_Figure record extracts:_
◆ ◆ ◆
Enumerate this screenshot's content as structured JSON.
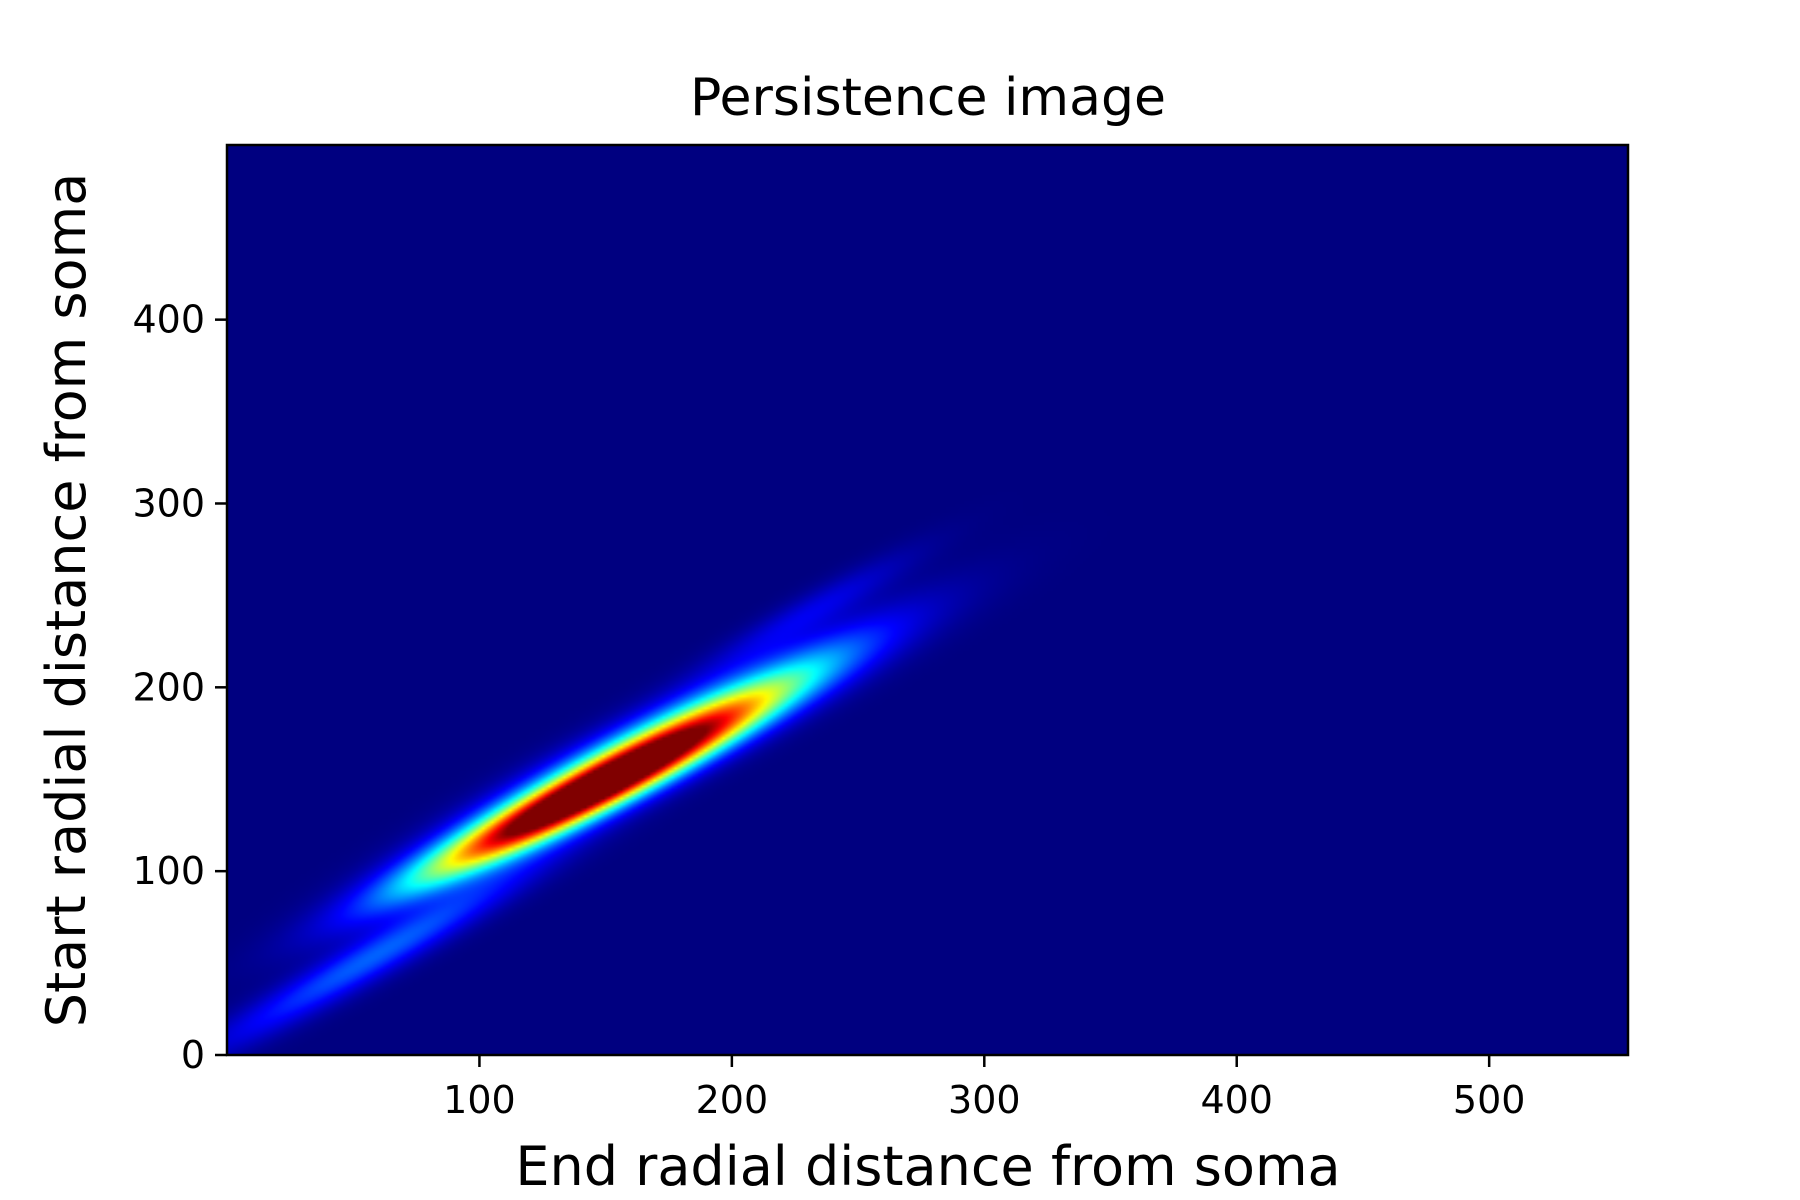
{
  "chart_data": {
    "type": "heatmap",
    "title": "Persistence image",
    "xlabel": "End radial distance from soma",
    "ylabel": "Start radial distance from soma",
    "xlim": [
      0,
      555
    ],
    "ylim": [
      0,
      495
    ],
    "xticks": [
      100,
      200,
      300,
      400,
      500
    ],
    "yticks": [
      0,
      100,
      200,
      300,
      400
    ],
    "colormap": "jet",
    "background_color": "#000080",
    "grid": false,
    "legend": "none",
    "density_components": [
      {
        "x": 140,
        "y": 140,
        "sx": 55,
        "sy": 8,
        "angle_deg": 35,
        "weight": 1.0
      },
      {
        "x": 175,
        "y": 172,
        "sx": 60,
        "sy": 10,
        "angle_deg": 35,
        "weight": 0.55
      },
      {
        "x": 60,
        "y": 55,
        "sx": 55,
        "sy": 7,
        "angle_deg": 38,
        "weight": 0.22
      },
      {
        "x": 230,
        "y": 240,
        "sx": 35,
        "sy": 6,
        "angle_deg": 38,
        "weight": 0.1
      }
    ]
  }
}
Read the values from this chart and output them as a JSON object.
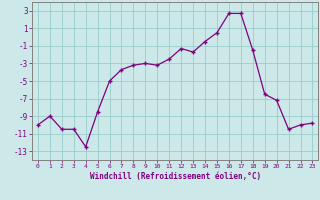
{
  "x": [
    0,
    1,
    2,
    3,
    4,
    5,
    6,
    7,
    8,
    9,
    10,
    11,
    12,
    13,
    14,
    15,
    16,
    17,
    18,
    19,
    20,
    21,
    22,
    23
  ],
  "y": [
    -10,
    -9,
    -10.5,
    -10.5,
    -12.5,
    -8.5,
    -5,
    -3.7,
    -3.2,
    -3.0,
    -3.2,
    -2.5,
    -1.3,
    -1.7,
    -0.5,
    0.5,
    2.7,
    2.7,
    -1.5,
    -6.5,
    -7.2,
    -10.5,
    -10.0,
    -9.8
  ],
  "line_color": "#800080",
  "marker_color": "#800080",
  "bg_color": "#cce8e8",
  "grid_color": "#99cccc",
  "axis_color": "#800080",
  "xlabel": "Windchill (Refroidissement éolien,°C)",
  "xlim": [
    -0.5,
    23.5
  ],
  "ylim": [
    -14,
    4
  ],
  "yticks": [
    3,
    1,
    -1,
    -3,
    -5,
    -7,
    -9,
    -11,
    -13
  ],
  "xticks": [
    0,
    1,
    2,
    3,
    4,
    5,
    6,
    7,
    8,
    9,
    10,
    11,
    12,
    13,
    14,
    15,
    16,
    17,
    18,
    19,
    20,
    21,
    22,
    23
  ]
}
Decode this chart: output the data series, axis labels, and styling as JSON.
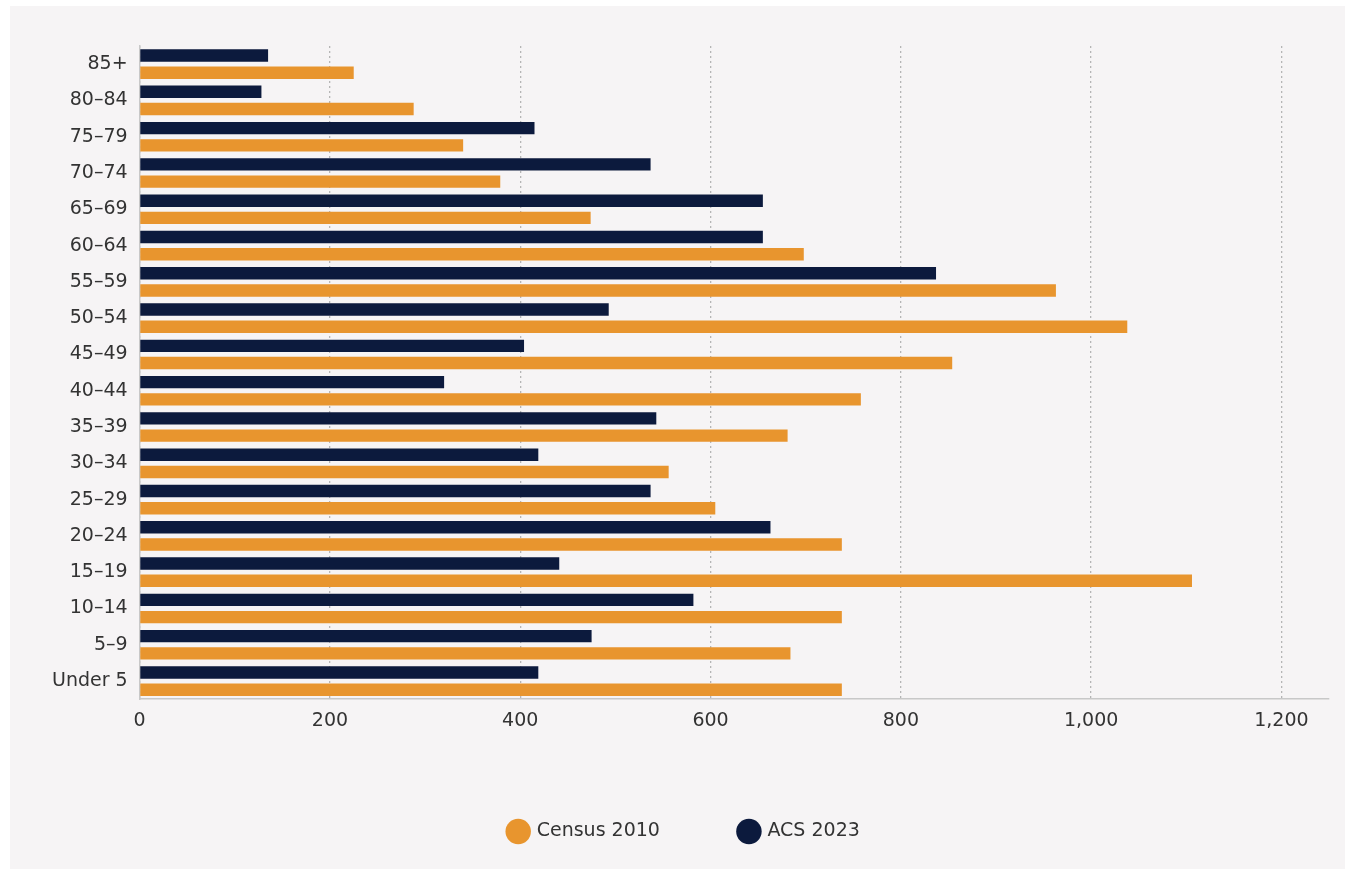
{
  "chart_data": {
    "type": "bar",
    "orientation": "horizontal",
    "categories": [
      "85+",
      "80–84",
      "75–79",
      "70–74",
      "65–69",
      "60–64",
      "55–59",
      "50–54",
      "45–49",
      "40–44",
      "35–39",
      "30–34",
      "25–29",
      "20–24",
      "15–19",
      "10–14",
      "5–9",
      "Under 5"
    ],
    "series": [
      {
        "name": "ACS 2023",
        "color": "#0c1a3d",
        "values": [
          135,
          128,
          415,
          537,
          655,
          655,
          837,
          493,
          404,
          320,
          543,
          419,
          537,
          663,
          441,
          582,
          475,
          419
        ]
      },
      {
        "name": "Census 2010",
        "color": "#e8952e",
        "values": [
          225,
          288,
          340,
          379,
          474,
          698,
          963,
          1038,
          854,
          758,
          681,
          556,
          605,
          738,
          1106,
          738,
          684,
          738
        ]
      }
    ],
    "xlim": [
      0,
      1250
    ],
    "xticks": [
      0,
      200,
      400,
      600,
      800,
      {
        "value": 1000,
        "label": "1,000"
      },
      {
        "value": 1200,
        "label": "1,200"
      }
    ],
    "grid": "x",
    "legend": "bottom"
  }
}
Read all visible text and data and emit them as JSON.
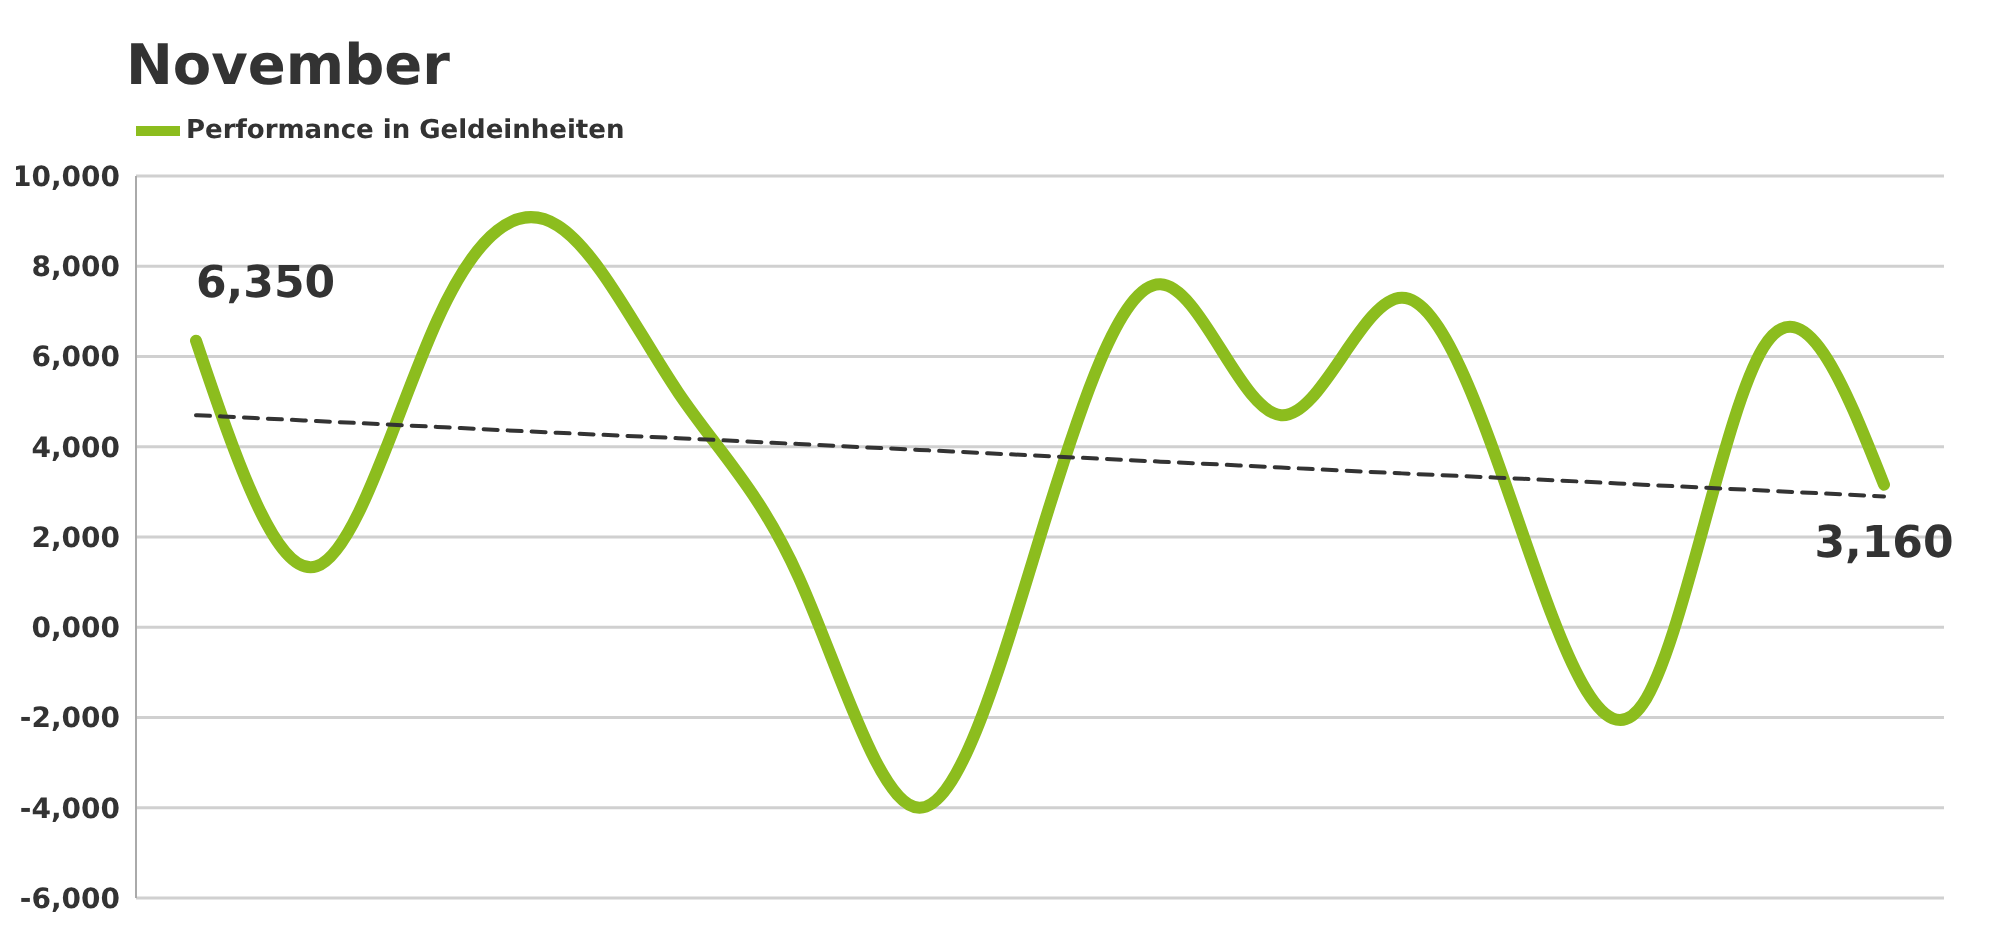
{
  "chart_data": {
    "type": "line",
    "title": "November",
    "legend": "top left",
    "grid": "y",
    "marker": "none",
    "categories": [
      null,
      null,
      null,
      null,
      null,
      null,
      null,
      null,
      null,
      null,
      null,
      null,
      null,
      null,
      null
    ],
    "series": [
      {
        "name": "Performance in Geldeinheiten",
        "color": "#8cbd1e",
        "values": [
          6350,
          1350,
          6800,
          8900,
          5200,
          1100,
          -4000,
          2000,
          7600,
          4700,
          7300,
          2100,
          -1700,
          6200,
          3160
        ],
        "value_labels": [
          "6,350",
          null,
          null,
          null,
          null,
          null,
          null,
          null,
          null,
          null,
          null,
          null,
          null,
          null,
          "3,160"
        ]
      },
      {
        "type": "line",
        "color": "#333333",
        "line_style": "dashed",
        "values": [
          4700,
          4570,
          4440,
          4310,
          4190,
          4060,
          3930,
          3800,
          3670,
          3540,
          3410,
          3290,
          3160,
          3030,
          2900
        ]
      }
    ],
    "ylim": [
      -6000,
      10000
    ],
    "yticks": [
      {
        "value": -6000,
        "label": "-6,000"
      },
      {
        "value": -4000,
        "label": "-4,000"
      },
      {
        "value": -2000,
        "label": "-2,000"
      },
      {
        "value": 0,
        "label": "0,000"
      },
      {
        "value": 2000,
        "label": "2,000"
      },
      {
        "value": 4000,
        "label": "4,000"
      },
      {
        "value": 6000,
        "label": "6,000"
      },
      {
        "value": 8000,
        "label": "8,000"
      },
      {
        "value": 10000,
        "label": "10,000"
      }
    ]
  }
}
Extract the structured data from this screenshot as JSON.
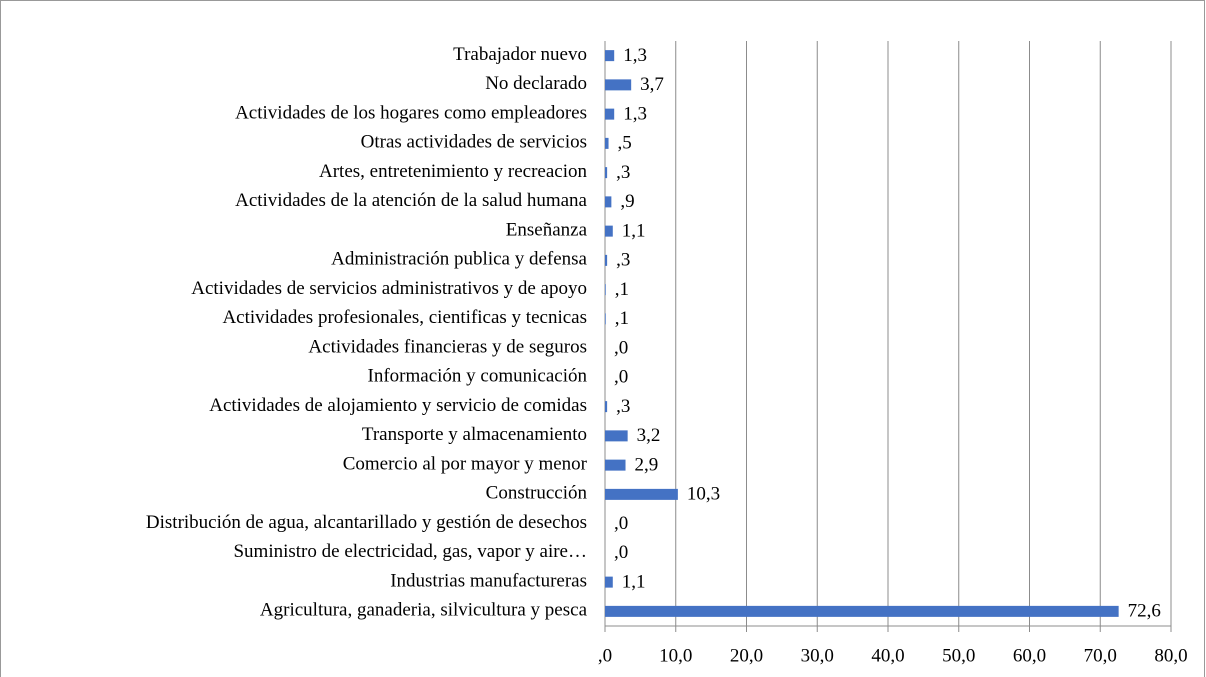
◆ ◆ ◆
_Description of the task:_
Word for word, quote the full listing, omitting every picture.

_Right answer:_
Enumerate this screenshot's content as structured JSON.
{
  "chart_data": {
    "type": "heatmap",
    "title": "Persistence image",
    "xlabel": "End radial distance from soma",
    "ylabel": "Start radial distance from soma",
    "xlim": [
      0,
      555
    ],
    "ylim": [
      0,
      495
    ],
    "xticks": [
      100,
      200,
      300,
      400,
      500
    ],
    "yticks": [
      0,
      100,
      200,
      300,
      400
    ],
    "colormap": "jet",
    "background_color": "#000080",
    "grid": false,
    "legend": "none",
    "density_components": [
      {
        "x": 140,
        "y": 140,
        "sx": 55,
        "sy": 8,
        "angle_deg": 35,
        "weight": 1.0
      },
      {
        "x": 175,
        "y": 172,
        "sx": 60,
        "sy": 10,
        "angle_deg": 35,
        "weight": 0.55
      },
      {
        "x": 60,
        "y": 55,
        "sx": 55,
        "sy": 7,
        "angle_deg": 38,
        "weight": 0.22
      },
      {
        "x": 230,
        "y": 240,
        "sx": 35,
        "sy": 6,
        "angle_deg": 38,
        "weight": 0.1
      }
    ]
  }
}
Read the values from this chart and output them as a JSON object.
{
  "x": [
    0,
    1,
    2,
    3,
    4,
    5,
    6,
    7,
    8,
    9,
    10,
    11,
    12,
    13,
    14,
    15,
    16,
    17,
    18,
    19,
    20,
    21,
    22,
    23
  ],
  "y": [
    -10,
    -9,
    -10.5,
    -10.5,
    -12.5,
    -8.5,
    -5,
    -3.7,
    -3.2,
    -3.0,
    -3.2,
    -2.5,
    -1.3,
    -1.7,
    -0.5,
    0.5,
    2.7,
    2.7,
    -1.5,
    -6.5,
    -7.2,
    -10.5,
    -10.0,
    -9.8
  ],
  "line_color": "#800080",
  "marker_color": "#800080",
  "bg_color": "#cce8e8",
  "grid_color": "#99cccc",
  "axis_color": "#800080",
  "xlabel": "Windchill (Refroidissement éolien,°C)",
  "xlim": [
    -0.5,
    23.5
  ],
  "ylim": [
    -14,
    4
  ],
  "yticks": [
    3,
    1,
    -1,
    -3,
    -5,
    -7,
    -9,
    -11,
    -13
  ],
  "xticks": [
    0,
    1,
    2,
    3,
    4,
    5,
    6,
    7,
    8,
    9,
    10,
    11,
    12,
    13,
    14,
    15,
    16,
    17,
    18,
    19,
    20,
    21,
    22,
    23
  ]
}
Decode this chart: output the data series, axis labels, and styling as JSON.
{
  "chart_data": {
    "type": "bar",
    "orientation": "horizontal",
    "categories": [
      "85+",
      "80–84",
      "75–79",
      "70–74",
      "65–69",
      "60–64",
      "55–59",
      "50–54",
      "45–49",
      "40–44",
      "35–39",
      "30–34",
      "25–29",
      "20–24",
      "15–19",
      "10–14",
      "5–9",
      "Under 5"
    ],
    "series": [
      {
        "name": "ACS 2023",
        "color": "#0c1a3d",
        "values": [
          135,
          128,
          415,
          537,
          655,
          655,
          837,
          493,
          404,
          320,
          543,
          419,
          537,
          663,
          441,
          582,
          475,
          419
        ]
      },
      {
        "name": "Census 2010",
        "color": "#e8952e",
        "values": [
          225,
          288,
          340,
          379,
          474,
          698,
          963,
          1038,
          854,
          758,
          681,
          556,
          605,
          738,
          1106,
          738,
          684,
          738
        ]
      }
    ],
    "xlim": [
      0,
      1250
    ],
    "xticks": [
      0,
      200,
      400,
      600,
      800,
      {
        "value": 1000,
        "label": "1,000"
      },
      {
        "value": 1200,
        "label": "1,200"
      }
    ],
    "grid": "x",
    "legend": "bottom"
  }
}
Read all visible text and data and emit them as JSON.
{
  "chart_data": {
    "type": "line",
    "title": "November",
    "legend": "top left",
    "grid": "y",
    "marker": "none",
    "categories": [
      null,
      null,
      null,
      null,
      null,
      null,
      null,
      null,
      null,
      null,
      null,
      null,
      null,
      null,
      null
    ],
    "series": [
      {
        "name": "Performance in Geldeinheiten",
        "color": "#8cbd1e",
        "values": [
          6350,
          1350,
          6800,
          8900,
          5200,
          1100,
          -4000,
          2000,
          7600,
          4700,
          7300,
          2100,
          -1700,
          6200,
          3160
        ],
        "value_labels": [
          "6,350",
          null,
          null,
          null,
          null,
          null,
          null,
          null,
          null,
          null,
          null,
          null,
          null,
          null,
          "3,160"
        ]
      },
      {
        "type": "line",
        "color": "#333333",
        "line_style": "dashed",
        "values": [
          4700,
          4570,
          4440,
          4310,
          4190,
          4060,
          3930,
          3800,
          3670,
          3540,
          3410,
          3290,
          3160,
          3030,
          2900
        ]
      }
    ],
    "ylim": [
      -6000,
      10000
    ],
    "yticks": [
      {
        "value": -6000,
        "label": "-6,000"
      },
      {
        "value": -4000,
        "label": "-4,000"
      },
      {
        "value": -2000,
        "label": "-2,000"
      },
      {
        "value": 0,
        "label": "0,000"
      },
      {
        "value": 2000,
        "label": "2,000"
      },
      {
        "value": 4000,
        "label": "4,000"
      },
      {
        "value": 6000,
        "label": "6,000"
      },
      {
        "value": 8000,
        "label": "8,000"
      },
      {
        "value": 10000,
        "label": "10,000"
      }
    ]
  }
}
Extract the structured data from this screenshot as JSON.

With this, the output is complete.